WORK TO COMPLETE: A line counts if it contains the string "JSON"; say how many such lines there are, giving only the number.

DATA FOR THIS EXERCISE:
━━━━━━━━━━━━━━━━

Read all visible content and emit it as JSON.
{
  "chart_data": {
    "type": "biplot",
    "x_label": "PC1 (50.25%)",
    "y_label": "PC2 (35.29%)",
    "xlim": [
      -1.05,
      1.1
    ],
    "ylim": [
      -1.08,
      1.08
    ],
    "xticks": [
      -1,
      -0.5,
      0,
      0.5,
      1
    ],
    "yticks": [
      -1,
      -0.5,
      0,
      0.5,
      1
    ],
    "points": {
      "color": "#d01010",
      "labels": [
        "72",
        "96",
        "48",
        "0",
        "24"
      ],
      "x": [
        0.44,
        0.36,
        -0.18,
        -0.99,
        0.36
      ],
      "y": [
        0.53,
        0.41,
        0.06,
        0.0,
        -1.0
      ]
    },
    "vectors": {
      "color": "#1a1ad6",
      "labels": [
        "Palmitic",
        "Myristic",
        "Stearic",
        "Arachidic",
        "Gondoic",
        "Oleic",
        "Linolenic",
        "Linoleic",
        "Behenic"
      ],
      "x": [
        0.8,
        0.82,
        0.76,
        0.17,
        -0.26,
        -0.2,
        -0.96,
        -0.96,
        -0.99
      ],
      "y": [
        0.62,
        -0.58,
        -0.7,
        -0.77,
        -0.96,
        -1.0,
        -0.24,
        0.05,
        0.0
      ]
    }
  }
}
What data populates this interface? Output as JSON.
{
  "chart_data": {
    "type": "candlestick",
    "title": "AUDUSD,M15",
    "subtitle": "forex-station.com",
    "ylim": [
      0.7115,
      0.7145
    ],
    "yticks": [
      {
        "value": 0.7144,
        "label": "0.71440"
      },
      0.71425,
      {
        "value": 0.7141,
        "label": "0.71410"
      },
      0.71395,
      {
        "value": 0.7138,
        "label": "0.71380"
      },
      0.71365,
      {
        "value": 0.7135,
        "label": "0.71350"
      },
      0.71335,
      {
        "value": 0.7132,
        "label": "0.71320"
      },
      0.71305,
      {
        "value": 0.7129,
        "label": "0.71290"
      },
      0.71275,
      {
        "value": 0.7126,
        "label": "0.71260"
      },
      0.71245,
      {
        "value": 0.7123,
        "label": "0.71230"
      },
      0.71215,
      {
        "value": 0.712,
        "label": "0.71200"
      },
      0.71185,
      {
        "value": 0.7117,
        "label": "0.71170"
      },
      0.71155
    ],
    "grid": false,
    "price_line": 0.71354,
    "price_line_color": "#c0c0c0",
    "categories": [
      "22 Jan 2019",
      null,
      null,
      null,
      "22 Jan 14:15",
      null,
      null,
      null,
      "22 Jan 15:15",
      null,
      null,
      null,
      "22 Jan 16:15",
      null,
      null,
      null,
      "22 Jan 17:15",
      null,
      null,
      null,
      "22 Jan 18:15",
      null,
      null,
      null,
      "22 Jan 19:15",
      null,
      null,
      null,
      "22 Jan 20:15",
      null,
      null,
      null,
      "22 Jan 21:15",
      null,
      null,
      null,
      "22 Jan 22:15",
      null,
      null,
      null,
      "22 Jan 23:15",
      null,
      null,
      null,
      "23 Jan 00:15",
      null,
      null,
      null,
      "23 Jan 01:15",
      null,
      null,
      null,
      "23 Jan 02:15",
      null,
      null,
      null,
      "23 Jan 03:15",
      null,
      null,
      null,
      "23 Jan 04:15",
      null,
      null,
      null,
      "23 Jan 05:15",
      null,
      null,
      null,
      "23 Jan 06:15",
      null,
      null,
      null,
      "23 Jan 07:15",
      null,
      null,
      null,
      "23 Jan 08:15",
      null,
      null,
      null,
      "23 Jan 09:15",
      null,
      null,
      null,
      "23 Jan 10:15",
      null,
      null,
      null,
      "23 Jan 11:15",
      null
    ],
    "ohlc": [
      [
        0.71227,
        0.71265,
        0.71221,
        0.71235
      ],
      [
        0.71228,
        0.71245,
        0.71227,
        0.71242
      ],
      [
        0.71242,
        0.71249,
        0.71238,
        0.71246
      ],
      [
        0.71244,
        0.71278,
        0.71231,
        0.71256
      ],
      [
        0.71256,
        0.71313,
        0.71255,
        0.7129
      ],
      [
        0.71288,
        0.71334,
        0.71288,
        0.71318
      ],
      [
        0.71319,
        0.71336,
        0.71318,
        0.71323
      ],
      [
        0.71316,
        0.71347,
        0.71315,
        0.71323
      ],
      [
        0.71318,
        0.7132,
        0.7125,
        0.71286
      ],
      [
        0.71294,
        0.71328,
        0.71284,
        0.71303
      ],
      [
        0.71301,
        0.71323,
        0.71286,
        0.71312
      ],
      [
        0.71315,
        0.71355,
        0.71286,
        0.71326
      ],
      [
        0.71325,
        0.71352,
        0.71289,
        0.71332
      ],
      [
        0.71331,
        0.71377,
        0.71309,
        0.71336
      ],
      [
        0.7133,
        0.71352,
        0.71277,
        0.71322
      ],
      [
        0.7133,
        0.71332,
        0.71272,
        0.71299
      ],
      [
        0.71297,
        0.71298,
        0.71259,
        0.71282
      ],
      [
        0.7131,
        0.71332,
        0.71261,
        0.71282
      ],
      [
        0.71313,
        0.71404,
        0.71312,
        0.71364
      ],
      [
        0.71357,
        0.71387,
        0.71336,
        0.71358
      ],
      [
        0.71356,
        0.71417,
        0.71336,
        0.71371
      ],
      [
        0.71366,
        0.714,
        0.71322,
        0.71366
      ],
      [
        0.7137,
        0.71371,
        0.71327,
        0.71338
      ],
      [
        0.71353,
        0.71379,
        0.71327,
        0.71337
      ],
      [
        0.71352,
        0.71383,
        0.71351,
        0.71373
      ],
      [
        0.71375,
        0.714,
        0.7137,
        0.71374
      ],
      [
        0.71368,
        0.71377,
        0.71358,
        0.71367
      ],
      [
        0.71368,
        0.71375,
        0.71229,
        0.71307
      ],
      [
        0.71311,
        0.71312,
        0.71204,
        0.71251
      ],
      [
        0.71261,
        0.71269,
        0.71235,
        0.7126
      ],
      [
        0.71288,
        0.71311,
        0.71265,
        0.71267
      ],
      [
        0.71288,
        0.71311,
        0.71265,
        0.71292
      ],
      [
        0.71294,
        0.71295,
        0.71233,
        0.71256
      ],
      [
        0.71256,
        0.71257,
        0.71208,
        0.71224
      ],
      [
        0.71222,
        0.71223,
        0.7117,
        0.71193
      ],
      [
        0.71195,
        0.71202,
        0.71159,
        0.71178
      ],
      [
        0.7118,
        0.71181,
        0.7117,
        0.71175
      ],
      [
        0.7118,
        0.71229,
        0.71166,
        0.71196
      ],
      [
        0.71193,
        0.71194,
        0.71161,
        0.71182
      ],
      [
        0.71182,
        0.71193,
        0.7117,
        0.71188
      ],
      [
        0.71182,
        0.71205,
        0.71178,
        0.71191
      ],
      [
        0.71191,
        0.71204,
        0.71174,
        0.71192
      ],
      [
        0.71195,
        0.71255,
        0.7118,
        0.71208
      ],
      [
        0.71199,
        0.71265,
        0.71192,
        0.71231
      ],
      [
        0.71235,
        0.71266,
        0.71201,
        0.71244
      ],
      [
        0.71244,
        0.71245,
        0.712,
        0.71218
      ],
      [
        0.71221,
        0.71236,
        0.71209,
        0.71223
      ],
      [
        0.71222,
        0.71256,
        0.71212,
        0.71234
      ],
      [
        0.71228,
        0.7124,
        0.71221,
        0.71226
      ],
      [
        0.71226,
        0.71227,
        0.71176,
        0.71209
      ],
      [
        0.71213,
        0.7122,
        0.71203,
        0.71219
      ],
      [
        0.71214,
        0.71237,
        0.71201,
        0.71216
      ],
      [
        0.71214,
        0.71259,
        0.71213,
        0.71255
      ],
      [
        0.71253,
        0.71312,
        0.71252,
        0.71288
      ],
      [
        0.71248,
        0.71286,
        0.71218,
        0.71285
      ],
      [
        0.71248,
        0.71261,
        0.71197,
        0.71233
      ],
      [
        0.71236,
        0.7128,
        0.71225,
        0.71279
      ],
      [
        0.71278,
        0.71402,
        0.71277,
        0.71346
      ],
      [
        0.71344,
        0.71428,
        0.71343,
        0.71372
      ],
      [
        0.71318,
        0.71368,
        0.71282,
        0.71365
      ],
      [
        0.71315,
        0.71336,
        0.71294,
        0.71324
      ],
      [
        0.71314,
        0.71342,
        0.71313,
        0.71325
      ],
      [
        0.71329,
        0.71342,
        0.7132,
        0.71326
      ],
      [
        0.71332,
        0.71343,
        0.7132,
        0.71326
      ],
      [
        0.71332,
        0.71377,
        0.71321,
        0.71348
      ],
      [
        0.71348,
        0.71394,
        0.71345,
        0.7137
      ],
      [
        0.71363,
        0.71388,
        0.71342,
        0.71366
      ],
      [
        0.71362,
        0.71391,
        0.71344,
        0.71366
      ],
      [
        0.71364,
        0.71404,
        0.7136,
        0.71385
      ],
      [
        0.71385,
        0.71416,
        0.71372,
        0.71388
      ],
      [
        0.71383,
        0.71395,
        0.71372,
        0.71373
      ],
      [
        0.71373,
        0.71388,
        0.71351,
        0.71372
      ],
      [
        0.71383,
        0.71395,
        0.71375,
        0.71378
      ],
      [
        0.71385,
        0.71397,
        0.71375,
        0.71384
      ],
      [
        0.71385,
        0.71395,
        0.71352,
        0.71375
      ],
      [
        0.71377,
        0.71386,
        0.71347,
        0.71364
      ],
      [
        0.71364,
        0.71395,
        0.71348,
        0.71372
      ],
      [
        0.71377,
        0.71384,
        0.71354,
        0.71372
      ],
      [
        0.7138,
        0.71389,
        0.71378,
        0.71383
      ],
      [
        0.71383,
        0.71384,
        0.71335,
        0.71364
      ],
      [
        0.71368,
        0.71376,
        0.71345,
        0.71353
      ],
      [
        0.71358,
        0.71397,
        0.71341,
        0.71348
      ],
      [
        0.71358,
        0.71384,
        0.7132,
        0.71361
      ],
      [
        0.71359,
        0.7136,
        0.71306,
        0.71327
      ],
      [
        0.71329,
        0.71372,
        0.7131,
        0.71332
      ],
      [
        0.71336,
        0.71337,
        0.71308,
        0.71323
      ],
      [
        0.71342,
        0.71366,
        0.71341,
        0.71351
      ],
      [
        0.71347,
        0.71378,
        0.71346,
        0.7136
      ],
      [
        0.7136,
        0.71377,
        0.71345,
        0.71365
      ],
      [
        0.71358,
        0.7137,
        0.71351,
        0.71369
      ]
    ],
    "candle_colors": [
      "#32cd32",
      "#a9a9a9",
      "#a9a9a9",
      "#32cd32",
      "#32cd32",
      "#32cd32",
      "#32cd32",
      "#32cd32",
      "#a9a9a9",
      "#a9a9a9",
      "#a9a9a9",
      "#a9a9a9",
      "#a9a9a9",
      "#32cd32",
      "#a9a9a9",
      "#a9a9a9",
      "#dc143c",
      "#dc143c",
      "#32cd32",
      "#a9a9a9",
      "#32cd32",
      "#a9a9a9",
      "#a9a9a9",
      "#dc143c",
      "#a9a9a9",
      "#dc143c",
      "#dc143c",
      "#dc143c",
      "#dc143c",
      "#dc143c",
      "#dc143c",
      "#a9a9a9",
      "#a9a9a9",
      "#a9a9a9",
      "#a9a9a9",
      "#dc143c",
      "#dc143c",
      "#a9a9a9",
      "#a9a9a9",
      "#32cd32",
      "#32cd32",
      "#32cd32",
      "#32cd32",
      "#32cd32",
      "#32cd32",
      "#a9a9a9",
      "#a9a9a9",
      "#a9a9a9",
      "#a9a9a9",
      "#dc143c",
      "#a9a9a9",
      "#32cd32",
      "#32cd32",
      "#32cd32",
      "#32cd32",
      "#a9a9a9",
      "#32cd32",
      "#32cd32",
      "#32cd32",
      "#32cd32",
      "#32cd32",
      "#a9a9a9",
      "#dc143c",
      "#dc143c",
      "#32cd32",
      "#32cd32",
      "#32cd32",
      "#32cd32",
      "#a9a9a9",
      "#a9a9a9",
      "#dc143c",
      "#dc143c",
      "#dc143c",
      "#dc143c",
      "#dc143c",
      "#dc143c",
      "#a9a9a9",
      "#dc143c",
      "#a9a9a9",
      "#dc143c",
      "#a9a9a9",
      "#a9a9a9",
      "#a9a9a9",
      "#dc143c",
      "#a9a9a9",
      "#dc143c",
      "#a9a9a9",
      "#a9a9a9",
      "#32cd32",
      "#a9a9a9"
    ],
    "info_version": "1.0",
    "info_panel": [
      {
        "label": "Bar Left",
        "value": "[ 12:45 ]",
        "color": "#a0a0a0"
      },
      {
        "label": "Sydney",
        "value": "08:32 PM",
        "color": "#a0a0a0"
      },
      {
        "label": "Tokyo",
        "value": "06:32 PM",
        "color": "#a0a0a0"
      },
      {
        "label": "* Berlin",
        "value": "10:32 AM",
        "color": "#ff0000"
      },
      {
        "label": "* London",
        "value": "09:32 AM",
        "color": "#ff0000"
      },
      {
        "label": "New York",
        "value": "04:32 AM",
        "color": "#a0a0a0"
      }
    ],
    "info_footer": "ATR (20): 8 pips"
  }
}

━━━━━━━━━━━━━━━━

RESPONSE TO THIS EXERCISE: 2